■ **Job**
Pictures do not belong in the copy; restate the records below word for word.

■ **Records for this task**

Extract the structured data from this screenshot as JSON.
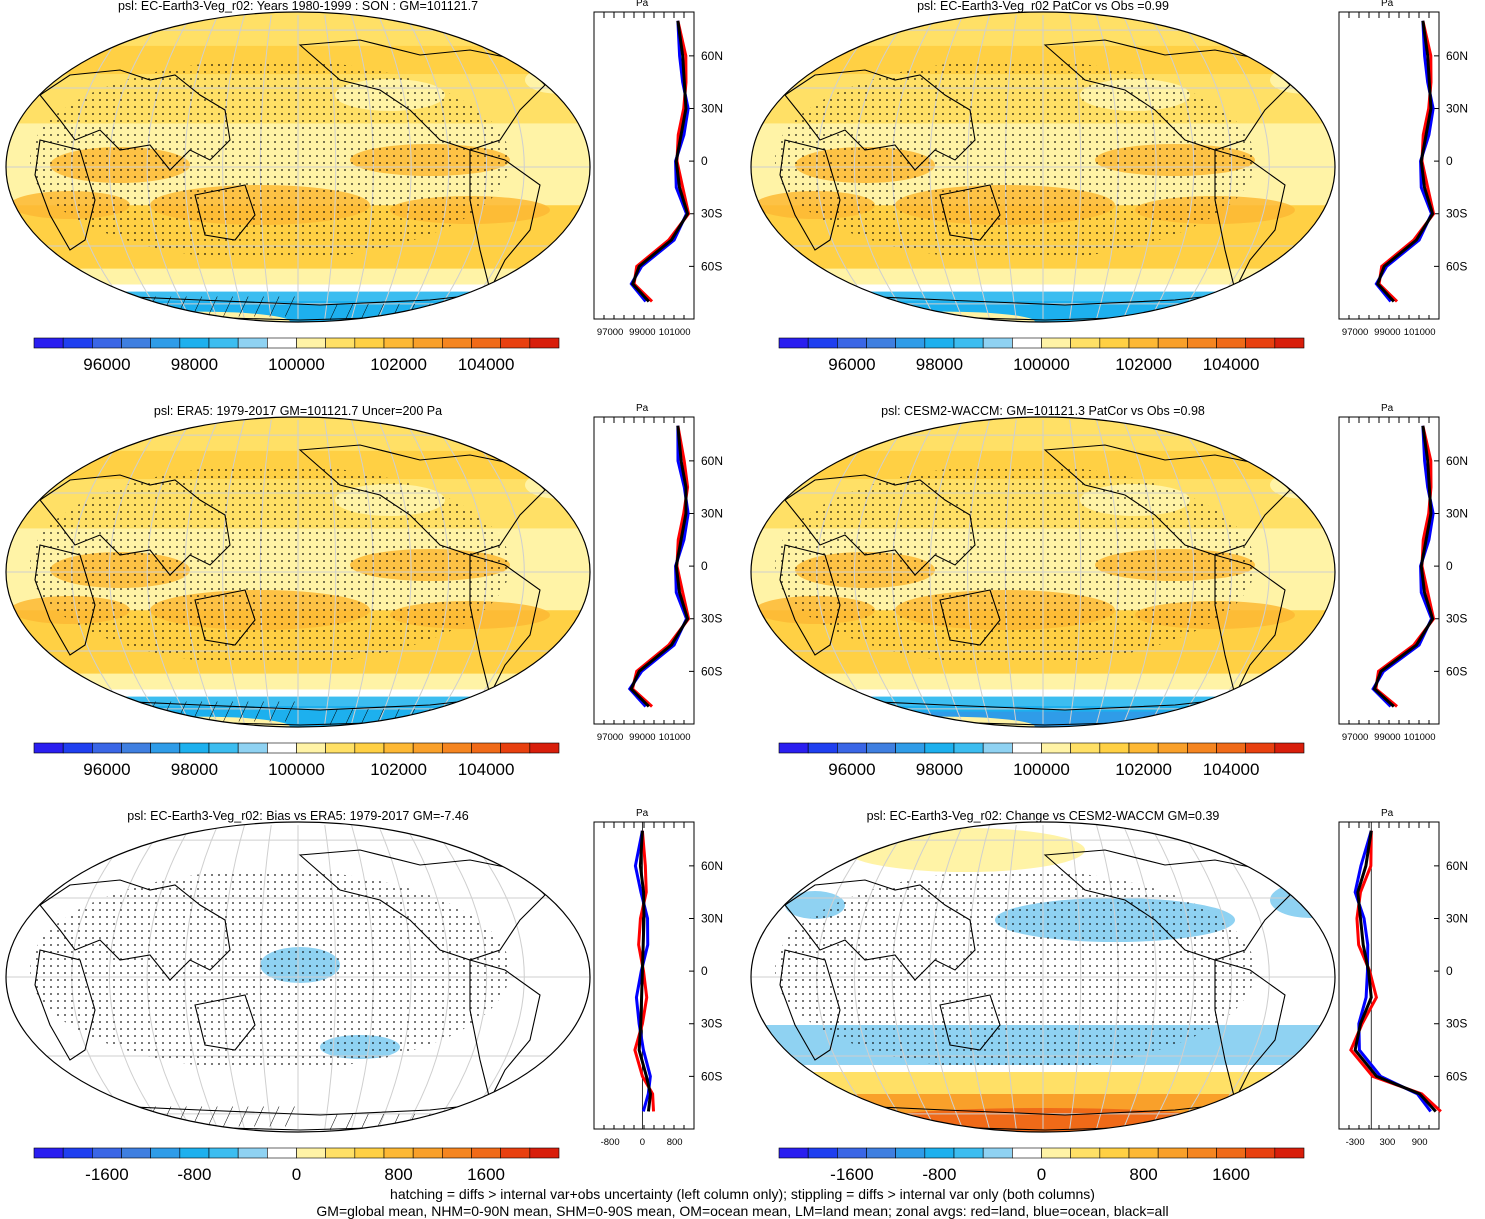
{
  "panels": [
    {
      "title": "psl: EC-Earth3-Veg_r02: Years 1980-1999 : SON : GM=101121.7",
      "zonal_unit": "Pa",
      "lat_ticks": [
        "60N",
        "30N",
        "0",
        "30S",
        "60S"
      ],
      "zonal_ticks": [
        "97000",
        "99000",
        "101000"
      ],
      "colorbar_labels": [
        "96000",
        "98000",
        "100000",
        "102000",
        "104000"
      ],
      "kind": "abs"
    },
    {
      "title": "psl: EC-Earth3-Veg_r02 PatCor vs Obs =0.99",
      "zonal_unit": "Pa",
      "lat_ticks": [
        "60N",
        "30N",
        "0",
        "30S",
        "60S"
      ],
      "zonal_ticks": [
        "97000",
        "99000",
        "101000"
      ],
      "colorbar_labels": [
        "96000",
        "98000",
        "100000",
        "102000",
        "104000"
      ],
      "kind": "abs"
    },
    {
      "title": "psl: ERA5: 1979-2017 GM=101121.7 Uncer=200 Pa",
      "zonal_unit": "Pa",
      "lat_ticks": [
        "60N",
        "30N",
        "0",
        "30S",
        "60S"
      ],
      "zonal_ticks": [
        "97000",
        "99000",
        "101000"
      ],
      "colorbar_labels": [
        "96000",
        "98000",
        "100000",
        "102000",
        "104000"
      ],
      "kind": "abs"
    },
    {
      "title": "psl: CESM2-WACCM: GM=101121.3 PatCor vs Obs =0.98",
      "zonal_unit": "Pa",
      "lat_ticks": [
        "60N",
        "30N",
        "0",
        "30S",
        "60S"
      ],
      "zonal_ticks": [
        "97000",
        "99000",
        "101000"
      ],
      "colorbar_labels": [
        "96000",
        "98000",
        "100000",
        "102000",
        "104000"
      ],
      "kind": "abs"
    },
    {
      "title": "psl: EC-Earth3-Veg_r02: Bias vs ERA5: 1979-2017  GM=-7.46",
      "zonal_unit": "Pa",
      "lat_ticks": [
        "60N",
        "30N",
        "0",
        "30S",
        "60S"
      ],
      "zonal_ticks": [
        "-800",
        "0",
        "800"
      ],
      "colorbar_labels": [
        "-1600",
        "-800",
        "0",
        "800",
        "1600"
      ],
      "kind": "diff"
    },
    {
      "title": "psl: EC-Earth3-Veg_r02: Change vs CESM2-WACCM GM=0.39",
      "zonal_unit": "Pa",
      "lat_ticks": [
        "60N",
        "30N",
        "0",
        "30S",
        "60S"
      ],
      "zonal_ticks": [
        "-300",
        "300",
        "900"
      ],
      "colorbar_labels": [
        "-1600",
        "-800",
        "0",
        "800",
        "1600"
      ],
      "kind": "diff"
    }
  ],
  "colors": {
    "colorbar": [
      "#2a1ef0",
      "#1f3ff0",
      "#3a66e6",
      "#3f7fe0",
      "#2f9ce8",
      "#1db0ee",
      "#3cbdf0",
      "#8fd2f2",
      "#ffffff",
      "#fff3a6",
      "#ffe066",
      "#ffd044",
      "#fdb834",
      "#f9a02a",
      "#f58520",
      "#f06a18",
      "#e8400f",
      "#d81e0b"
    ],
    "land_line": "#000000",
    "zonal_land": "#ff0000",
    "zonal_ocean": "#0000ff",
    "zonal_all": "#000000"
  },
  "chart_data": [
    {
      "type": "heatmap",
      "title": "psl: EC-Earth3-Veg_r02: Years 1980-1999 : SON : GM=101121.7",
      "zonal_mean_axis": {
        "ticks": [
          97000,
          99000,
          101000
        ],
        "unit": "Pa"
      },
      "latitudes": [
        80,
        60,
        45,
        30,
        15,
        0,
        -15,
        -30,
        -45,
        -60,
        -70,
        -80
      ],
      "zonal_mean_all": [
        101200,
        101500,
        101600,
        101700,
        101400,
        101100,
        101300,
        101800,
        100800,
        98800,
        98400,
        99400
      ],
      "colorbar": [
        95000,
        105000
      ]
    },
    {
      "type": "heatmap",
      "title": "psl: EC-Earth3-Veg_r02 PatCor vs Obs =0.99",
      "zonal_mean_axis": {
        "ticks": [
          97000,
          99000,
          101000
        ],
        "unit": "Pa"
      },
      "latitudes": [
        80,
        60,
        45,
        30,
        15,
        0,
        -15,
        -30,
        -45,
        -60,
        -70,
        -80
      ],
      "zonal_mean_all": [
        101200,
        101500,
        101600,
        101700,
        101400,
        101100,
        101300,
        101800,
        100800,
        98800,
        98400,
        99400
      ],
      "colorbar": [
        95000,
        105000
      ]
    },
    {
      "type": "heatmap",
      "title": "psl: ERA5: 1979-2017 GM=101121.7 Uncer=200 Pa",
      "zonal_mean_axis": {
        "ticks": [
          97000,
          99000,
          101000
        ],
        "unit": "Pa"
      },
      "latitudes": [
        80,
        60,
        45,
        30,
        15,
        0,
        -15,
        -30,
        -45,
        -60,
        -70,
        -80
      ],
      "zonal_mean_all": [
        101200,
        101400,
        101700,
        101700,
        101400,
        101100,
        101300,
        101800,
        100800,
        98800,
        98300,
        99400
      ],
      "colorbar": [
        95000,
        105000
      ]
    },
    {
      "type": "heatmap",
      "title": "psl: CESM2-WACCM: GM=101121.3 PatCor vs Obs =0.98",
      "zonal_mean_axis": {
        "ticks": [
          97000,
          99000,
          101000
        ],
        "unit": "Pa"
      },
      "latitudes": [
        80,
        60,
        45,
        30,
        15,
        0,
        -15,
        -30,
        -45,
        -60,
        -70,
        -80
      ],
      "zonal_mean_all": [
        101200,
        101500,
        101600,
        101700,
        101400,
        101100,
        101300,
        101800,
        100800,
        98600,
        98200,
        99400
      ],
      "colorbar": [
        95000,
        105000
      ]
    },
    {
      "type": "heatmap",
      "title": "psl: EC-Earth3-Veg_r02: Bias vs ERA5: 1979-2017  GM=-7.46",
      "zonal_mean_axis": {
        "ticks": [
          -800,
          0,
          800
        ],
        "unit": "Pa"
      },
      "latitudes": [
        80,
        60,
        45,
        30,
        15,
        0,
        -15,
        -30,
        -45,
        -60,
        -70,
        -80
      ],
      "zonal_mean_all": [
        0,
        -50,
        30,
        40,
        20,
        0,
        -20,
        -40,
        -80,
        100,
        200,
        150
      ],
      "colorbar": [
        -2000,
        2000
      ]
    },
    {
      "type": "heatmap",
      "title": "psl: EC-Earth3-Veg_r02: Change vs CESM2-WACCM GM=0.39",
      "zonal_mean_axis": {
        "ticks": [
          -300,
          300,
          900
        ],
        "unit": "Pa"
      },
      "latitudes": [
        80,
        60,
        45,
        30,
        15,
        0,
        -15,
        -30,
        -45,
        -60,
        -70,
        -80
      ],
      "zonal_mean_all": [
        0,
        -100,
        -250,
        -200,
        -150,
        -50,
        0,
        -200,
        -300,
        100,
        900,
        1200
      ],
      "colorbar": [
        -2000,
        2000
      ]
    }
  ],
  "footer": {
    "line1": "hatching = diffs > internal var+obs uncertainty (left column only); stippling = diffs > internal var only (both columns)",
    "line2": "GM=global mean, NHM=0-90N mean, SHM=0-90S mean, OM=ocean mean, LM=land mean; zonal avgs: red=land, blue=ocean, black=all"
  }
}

■ **Answer to the problem**
Extract the structured data from this screenshot as JSON.
{
  "panels": [
    {
      "title": "psl: EC-Earth3-Veg_r02: Years 1980-1999 : SON : GM=101121.7",
      "zonal_unit": "Pa",
      "lat_ticks": [
        "60N",
        "30N",
        "0",
        "30S",
        "60S"
      ],
      "zonal_ticks": [
        "97000",
        "99000",
        "101000"
      ],
      "colorbar_labels": [
        "96000",
        "98000",
        "100000",
        "102000",
        "104000"
      ],
      "kind": "abs"
    },
    {
      "title": "psl: EC-Earth3-Veg_r02 PatCor vs Obs =0.99",
      "zonal_unit": "Pa",
      "lat_ticks": [
        "60N",
        "30N",
        "0",
        "30S",
        "60S"
      ],
      "zonal_ticks": [
        "97000",
        "99000",
        "101000"
      ],
      "colorbar_labels": [
        "96000",
        "98000",
        "100000",
        "102000",
        "104000"
      ],
      "kind": "abs"
    },
    {
      "title": "psl: ERA5: 1979-2017 GM=101121.7 Uncer=200 Pa",
      "zonal_unit": "Pa",
      "lat_ticks": [
        "60N",
        "30N",
        "0",
        "30S",
        "60S"
      ],
      "zonal_ticks": [
        "97000",
        "99000",
        "101000"
      ],
      "colorbar_labels": [
        "96000",
        "98000",
        "100000",
        "102000",
        "104000"
      ],
      "kind": "abs"
    },
    {
      "title": "psl: CESM2-WACCM: GM=101121.3 PatCor vs Obs =0.98",
      "zonal_unit": "Pa",
      "lat_ticks": [
        "60N",
        "30N",
        "0",
        "30S",
        "60S"
      ],
      "zonal_ticks": [
        "97000",
        "99000",
        "101000"
      ],
      "colorbar_labels": [
        "96000",
        "98000",
        "100000",
        "102000",
        "104000"
      ],
      "kind": "abs"
    },
    {
      "title": "psl: EC-Earth3-Veg_r02: Bias vs ERA5: 1979-2017  GM=-7.46",
      "zonal_unit": "Pa",
      "lat_ticks": [
        "60N",
        "30N",
        "0",
        "30S",
        "60S"
      ],
      "zonal_ticks": [
        "-800",
        "0",
        "800"
      ],
      "colorbar_labels": [
        "-1600",
        "-800",
        "0",
        "800",
        "1600"
      ],
      "kind": "diff"
    },
    {
      "title": "psl: EC-Earth3-Veg_r02: Change vs CESM2-WACCM GM=0.39",
      "zonal_unit": "Pa",
      "lat_ticks": [
        "60N",
        "30N",
        "0",
        "30S",
        "60S"
      ],
      "zonal_ticks": [
        "-300",
        "300",
        "900"
      ],
      "colorbar_labels": [
        "-1600",
        "-800",
        "0",
        "800",
        "1600"
      ],
      "kind": "diff"
    }
  ],
  "colors": {
    "colorbar": [
      "#2a1ef0",
      "#1f3ff0",
      "#3a66e6",
      "#3f7fe0",
      "#2f9ce8",
      "#1db0ee",
      "#3cbdf0",
      "#8fd2f2",
      "#ffffff",
      "#fff3a6",
      "#ffe066",
      "#ffd044",
      "#fdb834",
      "#f9a02a",
      "#f58520",
      "#f06a18",
      "#e8400f",
      "#d81e0b"
    ],
    "land_line": "#000000",
    "zonal_land": "#ff0000",
    "zonal_ocean": "#0000ff",
    "zonal_all": "#000000"
  },
  "chart_data": [
    {
      "type": "heatmap",
      "title": "psl: EC-Earth3-Veg_r02: Years 1980-1999 : SON : GM=101121.7",
      "zonal_mean_axis": {
        "ticks": [
          97000,
          99000,
          101000
        ],
        "unit": "Pa"
      },
      "latitudes": [
        80,
        60,
        45,
        30,
        15,
        0,
        -15,
        -30,
        -45,
        -60,
        -70,
        -80
      ],
      "zonal_mean_all": [
        101200,
        101500,
        101600,
        101700,
        101400,
        101100,
        101300,
        101800,
        100800,
        98800,
        98400,
        99400
      ],
      "colorbar": [
        95000,
        105000
      ]
    },
    {
      "type": "heatmap",
      "title": "psl: EC-Earth3-Veg_r02 PatCor vs Obs =0.99",
      "zonal_mean_axis": {
        "ticks": [
          97000,
          99000,
          101000
        ],
        "unit": "Pa"
      },
      "latitudes": [
        80,
        60,
        45,
        30,
        15,
        0,
        -15,
        -30,
        -45,
        -60,
        -70,
        -80
      ],
      "zonal_mean_all": [
        101200,
        101500,
        101600,
        101700,
        101400,
        101100,
        101300,
        101800,
        100800,
        98800,
        98400,
        99400
      ],
      "colorbar": [
        95000,
        105000
      ]
    },
    {
      "type": "heatmap",
      "title": "psl: ERA5: 1979-2017 GM=101121.7 Uncer=200 Pa",
      "zonal_mean_axis": {
        "ticks": [
          97000,
          99000,
          101000
        ],
        "unit": "Pa"
      },
      "latitudes": [
        80,
        60,
        45,
        30,
        15,
        0,
        -15,
        -30,
        -45,
        -60,
        -70,
        -80
      ],
      "zonal_mean_all": [
        101200,
        101400,
        101700,
        101700,
        101400,
        101100,
        101300,
        101800,
        100800,
        98800,
        98300,
        99400
      ],
      "colorbar": [
        95000,
        105000
      ]
    },
    {
      "type": "heatmap",
      "title": "psl: CESM2-WACCM: GM=101121.3 PatCor vs Obs =0.98",
      "zonal_mean_axis": {
        "ticks": [
          97000,
          99000,
          101000
        ],
        "unit": "Pa"
      },
      "latitudes": [
        80,
        60,
        45,
        30,
        15,
        0,
        -15,
        -30,
        -45,
        -60,
        -70,
        -80
      ],
      "zonal_mean_all": [
        101200,
        101500,
        101600,
        101700,
        101400,
        101100,
        101300,
        101800,
        100800,
        98600,
        98200,
        99400
      ],
      "colorbar": [
        95000,
        105000
      ]
    },
    {
      "type": "heatmap",
      "title": "psl: EC-Earth3-Veg_r02: Bias vs ERA5: 1979-2017  GM=-7.46",
      "zonal_mean_axis": {
        "ticks": [
          -800,
          0,
          800
        ],
        "unit": "Pa"
      },
      "latitudes": [
        80,
        60,
        45,
        30,
        15,
        0,
        -15,
        -30,
        -45,
        -60,
        -70,
        -80
      ],
      "zonal_mean_all": [
        0,
        -50,
        30,
        40,
        20,
        0,
        -20,
        -40,
        -80,
        100,
        200,
        150
      ],
      "colorbar": [
        -2000,
        2000
      ]
    },
    {
      "type": "heatmap",
      "title": "psl: EC-Earth3-Veg_r02: Change vs CESM2-WACCM GM=0.39",
      "zonal_mean_axis": {
        "ticks": [
          -300,
          300,
          900
        ],
        "unit": "Pa"
      },
      "latitudes": [
        80,
        60,
        45,
        30,
        15,
        0,
        -15,
        -30,
        -45,
        -60,
        -70,
        -80
      ],
      "zonal_mean_all": [
        0,
        -100,
        -250,
        -200,
        -150,
        -50,
        0,
        -200,
        -300,
        100,
        900,
        1200
      ],
      "colorbar": [
        -2000,
        2000
      ]
    }
  ],
  "footer": {
    "line1": "hatching = diffs > internal var+obs uncertainty (left column only); stippling = diffs > internal var only (both columns)",
    "line2": "GM=global mean, NHM=0-90N mean, SHM=0-90S mean, OM=ocean mean, LM=land mean; zonal avgs: red=land, blue=ocean, black=all"
  }
}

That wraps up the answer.